Look through the data below and return each line where "není" appears.

## Collected data
···

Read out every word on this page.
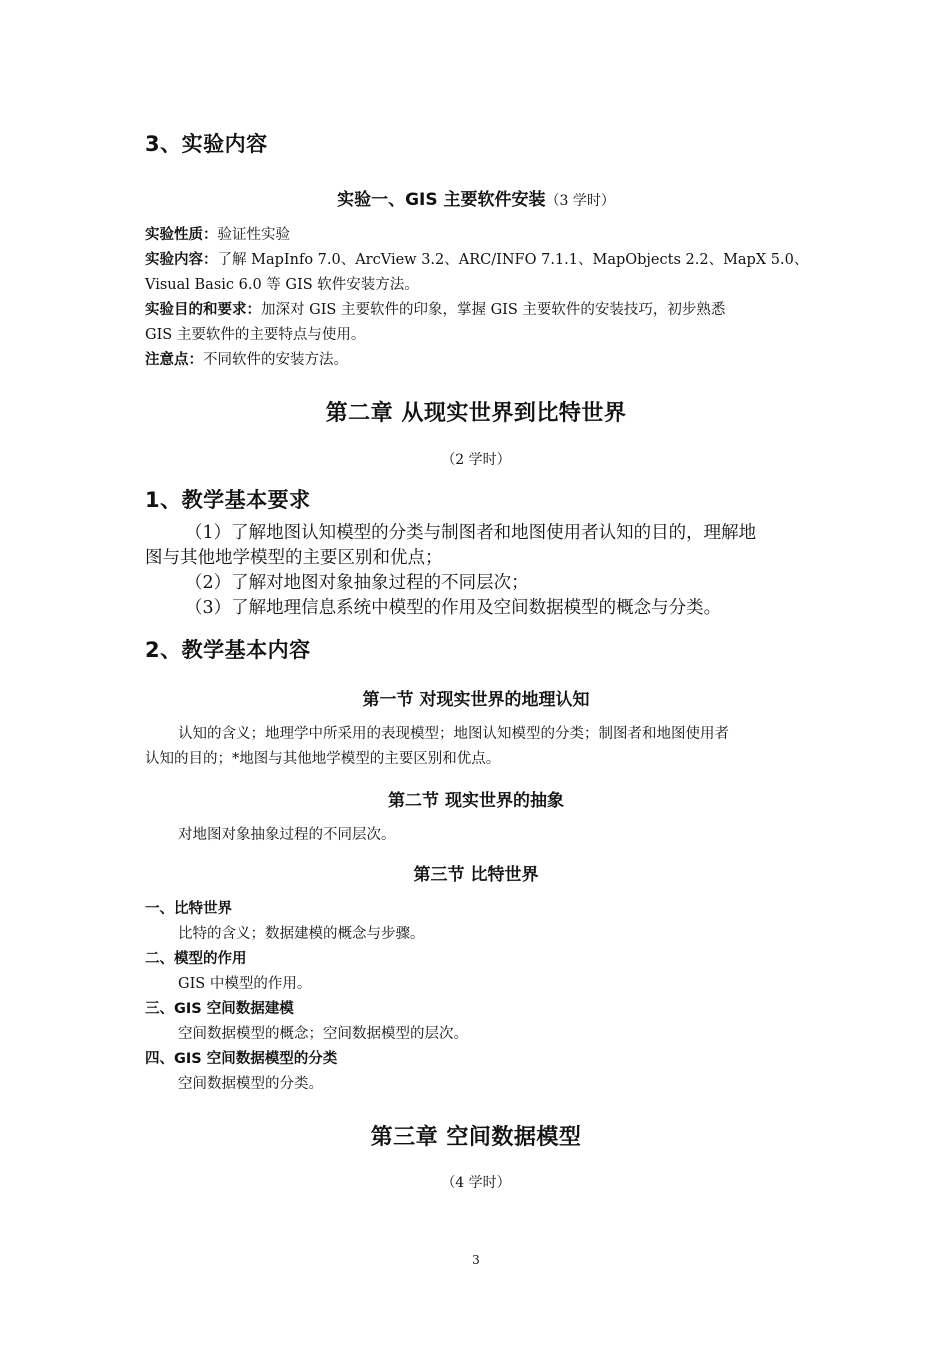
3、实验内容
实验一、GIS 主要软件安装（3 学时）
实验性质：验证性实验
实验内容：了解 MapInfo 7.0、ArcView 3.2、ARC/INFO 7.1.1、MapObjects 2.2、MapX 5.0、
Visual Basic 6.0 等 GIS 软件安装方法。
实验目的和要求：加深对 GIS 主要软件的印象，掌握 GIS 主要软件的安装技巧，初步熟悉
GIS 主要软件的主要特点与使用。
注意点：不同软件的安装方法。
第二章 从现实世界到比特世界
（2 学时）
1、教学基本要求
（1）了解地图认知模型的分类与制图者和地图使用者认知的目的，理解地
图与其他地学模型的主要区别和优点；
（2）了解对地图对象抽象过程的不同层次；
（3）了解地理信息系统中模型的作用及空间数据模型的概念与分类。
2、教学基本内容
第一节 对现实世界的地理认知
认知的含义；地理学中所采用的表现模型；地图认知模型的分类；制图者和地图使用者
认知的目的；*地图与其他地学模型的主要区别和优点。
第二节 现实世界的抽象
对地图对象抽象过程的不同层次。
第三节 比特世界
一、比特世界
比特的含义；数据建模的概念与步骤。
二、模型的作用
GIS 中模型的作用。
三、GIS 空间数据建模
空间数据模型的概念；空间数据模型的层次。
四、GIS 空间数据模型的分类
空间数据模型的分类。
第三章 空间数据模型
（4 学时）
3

···

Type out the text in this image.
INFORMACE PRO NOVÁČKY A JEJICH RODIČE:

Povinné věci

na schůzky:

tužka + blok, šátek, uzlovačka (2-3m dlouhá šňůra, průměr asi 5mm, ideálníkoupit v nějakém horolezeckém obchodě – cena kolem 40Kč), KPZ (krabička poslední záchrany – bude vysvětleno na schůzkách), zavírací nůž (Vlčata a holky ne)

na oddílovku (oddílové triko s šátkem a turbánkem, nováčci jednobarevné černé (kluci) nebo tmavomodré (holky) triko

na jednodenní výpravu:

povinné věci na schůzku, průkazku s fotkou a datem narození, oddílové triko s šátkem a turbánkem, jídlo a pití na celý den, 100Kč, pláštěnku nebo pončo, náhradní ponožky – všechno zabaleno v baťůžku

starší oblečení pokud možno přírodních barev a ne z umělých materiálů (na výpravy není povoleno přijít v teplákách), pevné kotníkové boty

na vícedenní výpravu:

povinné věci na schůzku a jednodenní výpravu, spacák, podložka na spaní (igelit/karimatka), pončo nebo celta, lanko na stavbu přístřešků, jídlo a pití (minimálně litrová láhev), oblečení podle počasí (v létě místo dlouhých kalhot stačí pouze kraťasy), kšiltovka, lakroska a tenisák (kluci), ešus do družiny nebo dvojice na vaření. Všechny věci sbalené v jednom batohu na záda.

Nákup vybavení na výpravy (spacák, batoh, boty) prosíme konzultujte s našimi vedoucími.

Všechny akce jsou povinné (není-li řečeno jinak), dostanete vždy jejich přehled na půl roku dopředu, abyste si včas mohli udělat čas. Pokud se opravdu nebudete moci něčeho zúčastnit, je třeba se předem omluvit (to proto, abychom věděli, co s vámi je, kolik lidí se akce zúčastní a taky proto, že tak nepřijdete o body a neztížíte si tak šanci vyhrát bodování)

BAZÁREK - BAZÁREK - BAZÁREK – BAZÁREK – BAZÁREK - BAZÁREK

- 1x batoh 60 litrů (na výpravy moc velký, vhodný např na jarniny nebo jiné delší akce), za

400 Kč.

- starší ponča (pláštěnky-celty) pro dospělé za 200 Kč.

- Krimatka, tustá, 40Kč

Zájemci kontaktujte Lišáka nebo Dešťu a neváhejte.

···

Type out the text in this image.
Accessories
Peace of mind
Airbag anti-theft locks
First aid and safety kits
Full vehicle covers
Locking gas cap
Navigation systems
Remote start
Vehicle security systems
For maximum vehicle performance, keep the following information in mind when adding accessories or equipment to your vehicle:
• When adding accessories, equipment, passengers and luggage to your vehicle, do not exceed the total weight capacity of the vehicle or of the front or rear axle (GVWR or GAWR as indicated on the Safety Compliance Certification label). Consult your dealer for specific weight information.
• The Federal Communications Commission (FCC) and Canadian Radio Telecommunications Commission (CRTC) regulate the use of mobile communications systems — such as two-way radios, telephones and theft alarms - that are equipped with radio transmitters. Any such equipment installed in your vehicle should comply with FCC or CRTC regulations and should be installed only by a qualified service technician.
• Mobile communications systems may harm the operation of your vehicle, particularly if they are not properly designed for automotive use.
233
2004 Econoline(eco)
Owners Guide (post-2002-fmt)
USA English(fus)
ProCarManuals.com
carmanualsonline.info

···

## Answer to the exercise
starší oblečení pokud možno přírodních barev a ne z umělých materiálů (na výpravy není povoleno přijít v teplákách), pevné kotníkové boty
Všechny akce jsou povinné (není-li řečeno jinak), dostanete vždy jejich přehled na půl roku dopředu, abyste si včas mohli udělat čas. Pokud se opravdu nebudete moci něčeho zúčastnit, je třeba se předem omluvit (to proto, abychom věděli, co s vámi je, kolik lidí se akce zúčastní a taky proto, že tak nepřijdete o body a neztížíte si tak šanci vyhrát bodování)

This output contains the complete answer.